Collected data

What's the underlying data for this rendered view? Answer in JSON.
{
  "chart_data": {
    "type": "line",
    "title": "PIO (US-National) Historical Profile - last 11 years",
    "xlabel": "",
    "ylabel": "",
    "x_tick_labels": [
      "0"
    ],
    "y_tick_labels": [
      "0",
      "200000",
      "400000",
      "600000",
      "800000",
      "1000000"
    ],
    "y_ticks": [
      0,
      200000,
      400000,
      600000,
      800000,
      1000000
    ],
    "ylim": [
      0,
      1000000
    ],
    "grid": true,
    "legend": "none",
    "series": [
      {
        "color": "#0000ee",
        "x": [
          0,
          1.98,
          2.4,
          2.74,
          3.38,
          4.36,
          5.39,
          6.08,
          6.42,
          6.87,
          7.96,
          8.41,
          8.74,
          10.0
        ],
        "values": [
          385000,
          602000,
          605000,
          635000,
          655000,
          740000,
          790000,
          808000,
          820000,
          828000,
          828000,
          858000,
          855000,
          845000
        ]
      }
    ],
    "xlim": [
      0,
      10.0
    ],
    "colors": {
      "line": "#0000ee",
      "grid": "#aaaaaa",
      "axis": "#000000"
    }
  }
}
==
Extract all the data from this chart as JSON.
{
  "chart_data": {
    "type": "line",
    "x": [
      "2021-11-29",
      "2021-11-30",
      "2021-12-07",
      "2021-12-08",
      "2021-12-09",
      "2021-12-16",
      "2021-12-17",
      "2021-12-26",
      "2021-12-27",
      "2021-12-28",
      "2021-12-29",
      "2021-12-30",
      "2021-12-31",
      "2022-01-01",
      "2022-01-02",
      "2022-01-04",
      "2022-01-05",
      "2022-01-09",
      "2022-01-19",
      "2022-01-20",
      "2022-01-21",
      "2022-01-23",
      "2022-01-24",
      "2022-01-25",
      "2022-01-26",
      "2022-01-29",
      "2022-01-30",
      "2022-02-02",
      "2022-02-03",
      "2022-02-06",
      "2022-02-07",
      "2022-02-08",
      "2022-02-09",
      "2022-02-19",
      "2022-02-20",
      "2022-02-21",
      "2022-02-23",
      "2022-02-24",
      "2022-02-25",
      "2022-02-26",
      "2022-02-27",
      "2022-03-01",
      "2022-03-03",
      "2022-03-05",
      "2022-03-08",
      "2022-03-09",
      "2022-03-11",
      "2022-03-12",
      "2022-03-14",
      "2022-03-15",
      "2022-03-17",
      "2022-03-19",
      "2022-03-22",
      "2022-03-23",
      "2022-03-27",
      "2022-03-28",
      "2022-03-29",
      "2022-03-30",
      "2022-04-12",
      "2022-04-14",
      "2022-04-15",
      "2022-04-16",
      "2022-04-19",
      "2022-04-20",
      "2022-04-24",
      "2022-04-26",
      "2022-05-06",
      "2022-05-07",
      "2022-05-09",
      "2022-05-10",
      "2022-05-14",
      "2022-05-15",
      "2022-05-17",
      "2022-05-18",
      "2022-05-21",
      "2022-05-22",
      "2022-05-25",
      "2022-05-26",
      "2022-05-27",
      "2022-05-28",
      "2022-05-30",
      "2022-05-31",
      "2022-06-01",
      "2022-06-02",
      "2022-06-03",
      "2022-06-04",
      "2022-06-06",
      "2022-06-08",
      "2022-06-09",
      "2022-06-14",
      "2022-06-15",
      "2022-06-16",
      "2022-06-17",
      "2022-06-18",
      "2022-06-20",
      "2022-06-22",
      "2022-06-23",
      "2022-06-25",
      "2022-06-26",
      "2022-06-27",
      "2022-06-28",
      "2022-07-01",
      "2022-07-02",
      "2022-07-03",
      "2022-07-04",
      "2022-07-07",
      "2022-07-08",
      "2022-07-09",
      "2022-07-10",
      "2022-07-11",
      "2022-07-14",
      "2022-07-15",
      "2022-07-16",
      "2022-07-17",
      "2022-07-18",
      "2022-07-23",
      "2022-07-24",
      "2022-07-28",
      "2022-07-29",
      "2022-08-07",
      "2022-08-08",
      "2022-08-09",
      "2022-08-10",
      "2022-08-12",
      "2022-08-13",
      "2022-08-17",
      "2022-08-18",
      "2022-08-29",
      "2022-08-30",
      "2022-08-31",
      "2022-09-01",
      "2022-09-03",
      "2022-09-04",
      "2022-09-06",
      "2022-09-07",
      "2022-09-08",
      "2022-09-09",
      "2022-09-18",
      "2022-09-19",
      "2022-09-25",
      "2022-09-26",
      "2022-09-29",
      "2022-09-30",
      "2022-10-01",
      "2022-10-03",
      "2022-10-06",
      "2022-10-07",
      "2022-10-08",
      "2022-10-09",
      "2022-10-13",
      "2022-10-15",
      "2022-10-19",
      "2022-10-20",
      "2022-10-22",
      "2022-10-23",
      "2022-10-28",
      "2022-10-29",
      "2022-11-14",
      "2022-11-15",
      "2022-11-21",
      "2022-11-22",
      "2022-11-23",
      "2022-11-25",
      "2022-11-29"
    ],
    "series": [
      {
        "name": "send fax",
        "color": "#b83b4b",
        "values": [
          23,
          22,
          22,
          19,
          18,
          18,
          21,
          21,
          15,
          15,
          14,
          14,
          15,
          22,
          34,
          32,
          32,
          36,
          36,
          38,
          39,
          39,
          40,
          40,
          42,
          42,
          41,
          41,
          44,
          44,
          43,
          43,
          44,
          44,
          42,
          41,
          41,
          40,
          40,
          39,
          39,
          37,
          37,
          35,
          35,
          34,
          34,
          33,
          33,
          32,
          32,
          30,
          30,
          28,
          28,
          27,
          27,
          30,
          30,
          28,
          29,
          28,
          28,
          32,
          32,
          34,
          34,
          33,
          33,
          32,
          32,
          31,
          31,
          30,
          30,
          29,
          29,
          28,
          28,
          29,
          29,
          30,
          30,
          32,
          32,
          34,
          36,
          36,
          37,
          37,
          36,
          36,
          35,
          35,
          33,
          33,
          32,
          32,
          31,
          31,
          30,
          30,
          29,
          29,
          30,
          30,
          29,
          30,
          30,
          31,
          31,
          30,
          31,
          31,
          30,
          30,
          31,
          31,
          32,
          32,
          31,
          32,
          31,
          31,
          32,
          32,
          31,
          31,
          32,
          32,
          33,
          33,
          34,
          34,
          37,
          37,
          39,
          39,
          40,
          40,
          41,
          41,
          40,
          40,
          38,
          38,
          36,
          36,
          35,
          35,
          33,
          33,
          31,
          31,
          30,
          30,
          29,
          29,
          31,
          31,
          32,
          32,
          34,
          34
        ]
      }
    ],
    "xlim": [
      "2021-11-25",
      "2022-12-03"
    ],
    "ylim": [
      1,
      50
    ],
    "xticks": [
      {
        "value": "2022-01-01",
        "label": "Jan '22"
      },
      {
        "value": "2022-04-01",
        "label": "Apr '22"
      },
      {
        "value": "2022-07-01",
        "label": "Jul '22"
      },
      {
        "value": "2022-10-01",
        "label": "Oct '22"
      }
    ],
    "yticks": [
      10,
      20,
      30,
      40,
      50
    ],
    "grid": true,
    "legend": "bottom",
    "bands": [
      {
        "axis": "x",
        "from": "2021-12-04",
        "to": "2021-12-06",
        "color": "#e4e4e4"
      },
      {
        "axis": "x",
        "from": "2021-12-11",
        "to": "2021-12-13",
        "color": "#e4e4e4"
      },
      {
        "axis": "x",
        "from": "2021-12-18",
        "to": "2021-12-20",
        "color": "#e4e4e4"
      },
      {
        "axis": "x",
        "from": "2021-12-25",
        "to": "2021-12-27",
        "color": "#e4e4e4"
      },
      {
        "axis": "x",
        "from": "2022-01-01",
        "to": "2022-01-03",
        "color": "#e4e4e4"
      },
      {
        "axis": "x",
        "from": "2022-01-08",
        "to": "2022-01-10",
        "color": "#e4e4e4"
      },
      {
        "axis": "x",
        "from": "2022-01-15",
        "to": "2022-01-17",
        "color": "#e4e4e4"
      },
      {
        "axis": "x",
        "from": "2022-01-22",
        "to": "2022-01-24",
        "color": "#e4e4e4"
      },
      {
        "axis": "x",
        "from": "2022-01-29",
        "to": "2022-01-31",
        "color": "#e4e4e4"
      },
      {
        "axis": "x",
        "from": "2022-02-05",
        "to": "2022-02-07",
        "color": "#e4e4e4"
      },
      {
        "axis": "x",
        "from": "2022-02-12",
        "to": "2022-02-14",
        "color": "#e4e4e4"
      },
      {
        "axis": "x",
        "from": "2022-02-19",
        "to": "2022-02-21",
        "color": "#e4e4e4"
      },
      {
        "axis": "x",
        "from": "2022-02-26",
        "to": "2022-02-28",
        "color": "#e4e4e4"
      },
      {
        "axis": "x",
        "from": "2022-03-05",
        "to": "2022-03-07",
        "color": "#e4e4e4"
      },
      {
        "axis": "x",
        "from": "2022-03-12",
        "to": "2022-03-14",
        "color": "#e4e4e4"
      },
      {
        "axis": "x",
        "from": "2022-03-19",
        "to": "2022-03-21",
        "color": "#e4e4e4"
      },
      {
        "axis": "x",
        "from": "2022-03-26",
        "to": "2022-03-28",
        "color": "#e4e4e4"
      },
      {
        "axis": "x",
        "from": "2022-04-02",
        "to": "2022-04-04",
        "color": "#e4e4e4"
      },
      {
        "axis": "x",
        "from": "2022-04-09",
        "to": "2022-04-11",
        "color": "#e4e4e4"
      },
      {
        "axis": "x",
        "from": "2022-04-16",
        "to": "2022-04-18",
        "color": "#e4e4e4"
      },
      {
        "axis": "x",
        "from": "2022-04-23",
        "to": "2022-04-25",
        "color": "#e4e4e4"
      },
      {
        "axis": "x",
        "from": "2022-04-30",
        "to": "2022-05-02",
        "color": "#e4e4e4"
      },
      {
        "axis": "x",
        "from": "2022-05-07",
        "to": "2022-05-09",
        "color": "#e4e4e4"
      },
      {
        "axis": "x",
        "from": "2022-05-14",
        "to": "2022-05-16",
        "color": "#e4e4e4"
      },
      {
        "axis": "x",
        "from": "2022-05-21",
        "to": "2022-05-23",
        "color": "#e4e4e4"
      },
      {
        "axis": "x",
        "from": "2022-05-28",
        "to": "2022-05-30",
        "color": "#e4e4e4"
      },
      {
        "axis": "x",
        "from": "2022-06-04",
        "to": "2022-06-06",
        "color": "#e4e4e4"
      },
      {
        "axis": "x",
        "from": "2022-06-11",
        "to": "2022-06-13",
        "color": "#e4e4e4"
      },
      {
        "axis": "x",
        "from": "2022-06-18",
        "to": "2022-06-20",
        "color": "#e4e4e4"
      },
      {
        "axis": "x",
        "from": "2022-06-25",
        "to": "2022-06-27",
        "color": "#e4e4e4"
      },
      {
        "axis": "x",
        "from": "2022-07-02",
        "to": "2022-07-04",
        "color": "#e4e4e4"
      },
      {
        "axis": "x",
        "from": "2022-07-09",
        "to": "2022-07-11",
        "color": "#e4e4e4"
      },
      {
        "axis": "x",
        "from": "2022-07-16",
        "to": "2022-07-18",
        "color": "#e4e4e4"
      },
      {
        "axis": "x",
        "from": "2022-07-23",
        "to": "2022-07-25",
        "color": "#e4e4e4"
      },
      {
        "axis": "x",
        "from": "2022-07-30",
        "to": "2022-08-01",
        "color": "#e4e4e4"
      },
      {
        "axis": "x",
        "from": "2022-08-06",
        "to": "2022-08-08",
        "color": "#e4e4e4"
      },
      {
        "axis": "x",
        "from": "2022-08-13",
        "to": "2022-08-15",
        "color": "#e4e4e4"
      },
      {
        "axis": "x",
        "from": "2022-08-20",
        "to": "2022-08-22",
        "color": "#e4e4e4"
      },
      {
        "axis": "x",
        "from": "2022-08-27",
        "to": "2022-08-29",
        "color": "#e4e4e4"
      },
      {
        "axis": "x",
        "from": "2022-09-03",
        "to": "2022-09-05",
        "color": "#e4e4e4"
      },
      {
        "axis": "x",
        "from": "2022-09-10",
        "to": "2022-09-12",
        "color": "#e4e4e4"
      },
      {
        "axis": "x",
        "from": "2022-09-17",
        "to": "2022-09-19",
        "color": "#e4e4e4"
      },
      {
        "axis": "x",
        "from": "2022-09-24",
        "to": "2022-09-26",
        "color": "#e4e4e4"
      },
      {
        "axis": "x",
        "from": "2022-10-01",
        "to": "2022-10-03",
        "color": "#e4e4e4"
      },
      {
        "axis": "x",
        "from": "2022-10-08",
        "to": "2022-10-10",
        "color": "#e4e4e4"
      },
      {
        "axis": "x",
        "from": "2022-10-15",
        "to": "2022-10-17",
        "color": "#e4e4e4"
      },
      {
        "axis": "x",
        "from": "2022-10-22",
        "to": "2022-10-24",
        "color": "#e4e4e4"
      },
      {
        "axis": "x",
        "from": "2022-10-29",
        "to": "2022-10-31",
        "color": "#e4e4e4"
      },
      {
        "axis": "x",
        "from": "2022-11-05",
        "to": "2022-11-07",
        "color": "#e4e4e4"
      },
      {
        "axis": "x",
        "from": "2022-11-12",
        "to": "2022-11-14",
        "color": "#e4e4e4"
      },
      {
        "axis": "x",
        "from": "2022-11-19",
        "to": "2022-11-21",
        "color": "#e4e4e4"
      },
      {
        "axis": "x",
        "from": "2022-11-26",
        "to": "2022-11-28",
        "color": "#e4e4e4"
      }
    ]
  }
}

• _The task_
How many lines in the records above contain the word "this"? Give only the number.

• _Response_
2